**What you are asked to do:** Wherever "html" appears in a line, copy that line.

**Entries shown:**
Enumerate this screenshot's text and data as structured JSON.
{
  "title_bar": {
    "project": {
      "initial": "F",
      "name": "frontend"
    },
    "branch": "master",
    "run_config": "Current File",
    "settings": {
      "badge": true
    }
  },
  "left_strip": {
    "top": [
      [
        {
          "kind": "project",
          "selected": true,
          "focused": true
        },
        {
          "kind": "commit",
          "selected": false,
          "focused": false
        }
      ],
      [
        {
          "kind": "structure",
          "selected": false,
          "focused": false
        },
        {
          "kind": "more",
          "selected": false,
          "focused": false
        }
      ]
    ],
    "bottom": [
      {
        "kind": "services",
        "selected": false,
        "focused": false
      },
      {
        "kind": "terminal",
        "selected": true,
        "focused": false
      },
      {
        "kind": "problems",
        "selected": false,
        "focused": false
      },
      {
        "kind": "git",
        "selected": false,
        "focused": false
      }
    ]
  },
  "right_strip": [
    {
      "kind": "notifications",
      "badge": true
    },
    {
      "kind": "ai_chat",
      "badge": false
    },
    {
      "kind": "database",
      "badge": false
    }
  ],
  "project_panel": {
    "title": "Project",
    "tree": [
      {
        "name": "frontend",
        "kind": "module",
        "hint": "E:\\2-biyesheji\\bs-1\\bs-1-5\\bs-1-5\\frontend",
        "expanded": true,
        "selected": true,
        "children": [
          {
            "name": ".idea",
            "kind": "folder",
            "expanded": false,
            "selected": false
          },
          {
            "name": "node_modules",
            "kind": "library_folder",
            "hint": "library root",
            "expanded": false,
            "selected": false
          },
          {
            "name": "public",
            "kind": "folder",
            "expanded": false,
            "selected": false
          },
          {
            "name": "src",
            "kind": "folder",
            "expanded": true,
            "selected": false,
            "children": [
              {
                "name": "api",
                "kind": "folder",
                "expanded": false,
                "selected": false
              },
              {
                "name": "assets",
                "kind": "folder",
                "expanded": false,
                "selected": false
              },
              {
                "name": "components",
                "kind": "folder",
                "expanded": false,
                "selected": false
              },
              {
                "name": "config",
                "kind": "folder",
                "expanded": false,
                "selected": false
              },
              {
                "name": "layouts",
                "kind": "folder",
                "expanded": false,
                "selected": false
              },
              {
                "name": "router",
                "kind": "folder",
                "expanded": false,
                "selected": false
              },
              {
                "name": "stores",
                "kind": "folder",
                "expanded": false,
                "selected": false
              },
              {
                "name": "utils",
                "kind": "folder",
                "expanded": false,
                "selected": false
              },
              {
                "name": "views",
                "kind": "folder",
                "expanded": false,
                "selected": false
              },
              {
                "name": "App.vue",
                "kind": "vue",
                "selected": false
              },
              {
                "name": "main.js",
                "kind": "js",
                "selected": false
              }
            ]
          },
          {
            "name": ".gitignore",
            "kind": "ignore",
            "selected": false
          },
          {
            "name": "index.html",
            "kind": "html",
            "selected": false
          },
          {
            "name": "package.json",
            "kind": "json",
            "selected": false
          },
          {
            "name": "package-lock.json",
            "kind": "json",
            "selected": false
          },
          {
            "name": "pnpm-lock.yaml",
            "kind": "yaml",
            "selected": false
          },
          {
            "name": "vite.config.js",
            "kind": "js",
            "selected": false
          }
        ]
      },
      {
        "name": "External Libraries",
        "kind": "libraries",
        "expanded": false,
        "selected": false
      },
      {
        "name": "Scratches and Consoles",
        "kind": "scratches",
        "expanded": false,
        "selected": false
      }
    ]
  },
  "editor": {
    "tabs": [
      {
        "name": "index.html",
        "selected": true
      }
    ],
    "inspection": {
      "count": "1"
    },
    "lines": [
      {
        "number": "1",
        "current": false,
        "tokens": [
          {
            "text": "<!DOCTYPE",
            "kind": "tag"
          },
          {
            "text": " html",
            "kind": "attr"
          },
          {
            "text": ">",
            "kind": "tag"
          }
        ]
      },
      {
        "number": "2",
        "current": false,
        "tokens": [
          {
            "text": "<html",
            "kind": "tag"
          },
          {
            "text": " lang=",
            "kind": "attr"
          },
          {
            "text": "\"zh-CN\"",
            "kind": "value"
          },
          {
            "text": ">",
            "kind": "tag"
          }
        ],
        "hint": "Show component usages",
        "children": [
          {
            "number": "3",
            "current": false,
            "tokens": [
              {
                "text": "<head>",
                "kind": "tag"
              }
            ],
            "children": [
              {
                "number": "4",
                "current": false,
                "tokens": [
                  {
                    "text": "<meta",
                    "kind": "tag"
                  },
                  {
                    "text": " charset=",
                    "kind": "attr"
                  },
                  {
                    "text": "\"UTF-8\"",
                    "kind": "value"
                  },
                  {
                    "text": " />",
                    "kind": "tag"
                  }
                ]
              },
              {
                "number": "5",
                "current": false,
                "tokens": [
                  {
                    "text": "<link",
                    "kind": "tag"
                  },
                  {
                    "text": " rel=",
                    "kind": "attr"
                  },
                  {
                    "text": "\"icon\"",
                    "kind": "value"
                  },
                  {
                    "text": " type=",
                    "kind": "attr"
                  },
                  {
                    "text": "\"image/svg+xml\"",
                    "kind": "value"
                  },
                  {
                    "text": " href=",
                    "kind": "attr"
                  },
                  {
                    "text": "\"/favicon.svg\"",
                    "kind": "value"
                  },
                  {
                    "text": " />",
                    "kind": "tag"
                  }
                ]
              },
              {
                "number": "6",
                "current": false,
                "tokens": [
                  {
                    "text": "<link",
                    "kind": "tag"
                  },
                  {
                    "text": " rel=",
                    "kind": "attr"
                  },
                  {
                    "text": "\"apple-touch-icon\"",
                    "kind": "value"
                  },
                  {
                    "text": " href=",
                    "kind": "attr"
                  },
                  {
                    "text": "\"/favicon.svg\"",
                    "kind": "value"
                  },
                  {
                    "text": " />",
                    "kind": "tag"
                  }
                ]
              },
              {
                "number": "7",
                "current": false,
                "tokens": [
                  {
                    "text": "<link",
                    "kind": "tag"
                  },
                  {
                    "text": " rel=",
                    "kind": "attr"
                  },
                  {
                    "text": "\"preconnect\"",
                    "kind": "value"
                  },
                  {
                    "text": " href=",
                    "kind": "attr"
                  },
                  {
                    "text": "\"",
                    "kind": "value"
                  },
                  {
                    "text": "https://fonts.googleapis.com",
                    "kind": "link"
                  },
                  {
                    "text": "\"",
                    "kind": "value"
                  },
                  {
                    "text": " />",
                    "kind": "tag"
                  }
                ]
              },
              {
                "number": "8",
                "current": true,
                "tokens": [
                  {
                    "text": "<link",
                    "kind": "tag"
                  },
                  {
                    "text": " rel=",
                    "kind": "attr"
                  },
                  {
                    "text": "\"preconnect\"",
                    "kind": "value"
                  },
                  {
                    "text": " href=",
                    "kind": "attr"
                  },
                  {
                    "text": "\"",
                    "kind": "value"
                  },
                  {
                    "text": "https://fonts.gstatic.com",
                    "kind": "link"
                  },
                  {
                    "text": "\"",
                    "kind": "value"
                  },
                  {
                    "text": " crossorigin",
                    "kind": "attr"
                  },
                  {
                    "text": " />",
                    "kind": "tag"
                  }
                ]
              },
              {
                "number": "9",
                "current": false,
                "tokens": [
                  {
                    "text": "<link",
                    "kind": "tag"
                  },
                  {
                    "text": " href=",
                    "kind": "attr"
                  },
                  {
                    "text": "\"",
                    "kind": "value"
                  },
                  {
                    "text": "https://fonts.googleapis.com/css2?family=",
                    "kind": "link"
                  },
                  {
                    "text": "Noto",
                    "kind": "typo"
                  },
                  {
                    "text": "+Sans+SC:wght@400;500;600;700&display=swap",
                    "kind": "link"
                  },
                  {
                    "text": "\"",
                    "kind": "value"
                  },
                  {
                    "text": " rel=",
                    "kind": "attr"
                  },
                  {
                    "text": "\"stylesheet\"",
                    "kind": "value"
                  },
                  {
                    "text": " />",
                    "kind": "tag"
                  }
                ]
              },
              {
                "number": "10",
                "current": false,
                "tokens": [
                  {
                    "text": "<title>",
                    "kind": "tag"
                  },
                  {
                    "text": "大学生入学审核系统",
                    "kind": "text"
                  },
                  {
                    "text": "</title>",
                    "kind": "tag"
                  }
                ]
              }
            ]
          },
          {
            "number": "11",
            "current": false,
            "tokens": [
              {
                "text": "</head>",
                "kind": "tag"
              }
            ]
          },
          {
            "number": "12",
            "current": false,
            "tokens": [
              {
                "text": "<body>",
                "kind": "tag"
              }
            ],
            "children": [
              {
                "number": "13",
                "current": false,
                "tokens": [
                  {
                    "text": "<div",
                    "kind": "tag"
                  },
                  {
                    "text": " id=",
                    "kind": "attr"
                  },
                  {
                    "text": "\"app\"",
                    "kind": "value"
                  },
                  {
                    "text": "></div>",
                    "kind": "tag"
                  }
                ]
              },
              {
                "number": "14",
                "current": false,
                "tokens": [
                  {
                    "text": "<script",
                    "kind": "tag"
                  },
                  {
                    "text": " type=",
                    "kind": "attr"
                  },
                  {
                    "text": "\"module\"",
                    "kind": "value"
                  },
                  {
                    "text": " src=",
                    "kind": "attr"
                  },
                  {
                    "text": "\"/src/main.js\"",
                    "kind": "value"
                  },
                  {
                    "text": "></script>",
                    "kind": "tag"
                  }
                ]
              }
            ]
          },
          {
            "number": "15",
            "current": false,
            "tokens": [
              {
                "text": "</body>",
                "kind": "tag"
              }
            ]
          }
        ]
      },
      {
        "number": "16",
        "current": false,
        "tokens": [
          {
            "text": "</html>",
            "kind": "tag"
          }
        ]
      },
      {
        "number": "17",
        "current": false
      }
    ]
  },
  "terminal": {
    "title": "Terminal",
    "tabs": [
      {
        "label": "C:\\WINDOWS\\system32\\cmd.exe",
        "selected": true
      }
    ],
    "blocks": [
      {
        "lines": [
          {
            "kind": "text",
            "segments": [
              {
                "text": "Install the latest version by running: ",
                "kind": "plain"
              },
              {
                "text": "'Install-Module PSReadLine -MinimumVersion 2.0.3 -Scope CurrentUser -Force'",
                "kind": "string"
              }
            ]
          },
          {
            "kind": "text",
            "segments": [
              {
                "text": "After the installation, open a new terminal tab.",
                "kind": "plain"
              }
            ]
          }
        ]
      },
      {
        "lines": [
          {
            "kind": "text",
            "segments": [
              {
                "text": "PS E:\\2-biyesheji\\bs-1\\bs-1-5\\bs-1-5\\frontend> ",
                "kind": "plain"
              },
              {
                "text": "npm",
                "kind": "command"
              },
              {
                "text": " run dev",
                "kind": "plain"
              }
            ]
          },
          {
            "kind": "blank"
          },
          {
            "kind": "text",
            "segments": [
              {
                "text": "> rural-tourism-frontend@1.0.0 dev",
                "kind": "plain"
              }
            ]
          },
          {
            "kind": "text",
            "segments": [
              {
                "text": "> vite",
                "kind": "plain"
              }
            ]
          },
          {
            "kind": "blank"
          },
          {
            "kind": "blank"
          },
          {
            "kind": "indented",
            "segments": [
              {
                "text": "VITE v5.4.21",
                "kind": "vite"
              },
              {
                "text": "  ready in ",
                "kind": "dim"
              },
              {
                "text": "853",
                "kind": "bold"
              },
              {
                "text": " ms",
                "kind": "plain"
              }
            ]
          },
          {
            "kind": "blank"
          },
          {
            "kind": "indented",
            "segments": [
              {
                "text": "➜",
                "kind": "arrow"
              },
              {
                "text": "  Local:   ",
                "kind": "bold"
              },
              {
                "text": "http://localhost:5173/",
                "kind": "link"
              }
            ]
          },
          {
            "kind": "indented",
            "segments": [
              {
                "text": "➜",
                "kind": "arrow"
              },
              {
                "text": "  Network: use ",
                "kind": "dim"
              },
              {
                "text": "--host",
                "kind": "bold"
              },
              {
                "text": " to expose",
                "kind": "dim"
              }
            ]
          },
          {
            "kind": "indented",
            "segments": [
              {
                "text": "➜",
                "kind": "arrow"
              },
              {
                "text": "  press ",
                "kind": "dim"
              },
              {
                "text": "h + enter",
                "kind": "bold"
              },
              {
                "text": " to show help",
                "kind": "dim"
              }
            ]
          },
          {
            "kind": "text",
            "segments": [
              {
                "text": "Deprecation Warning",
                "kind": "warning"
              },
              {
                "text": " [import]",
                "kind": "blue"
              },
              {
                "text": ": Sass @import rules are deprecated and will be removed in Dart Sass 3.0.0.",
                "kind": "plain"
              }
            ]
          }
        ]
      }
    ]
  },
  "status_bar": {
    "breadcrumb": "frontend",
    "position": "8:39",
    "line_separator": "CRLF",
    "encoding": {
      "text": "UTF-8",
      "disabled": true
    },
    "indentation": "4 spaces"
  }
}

**Solution:**
            "name": "index.html",
            "kind": "html",
        "name": "index.html",
            "text": " html",
            "text": "<html",
            "text": "</html>",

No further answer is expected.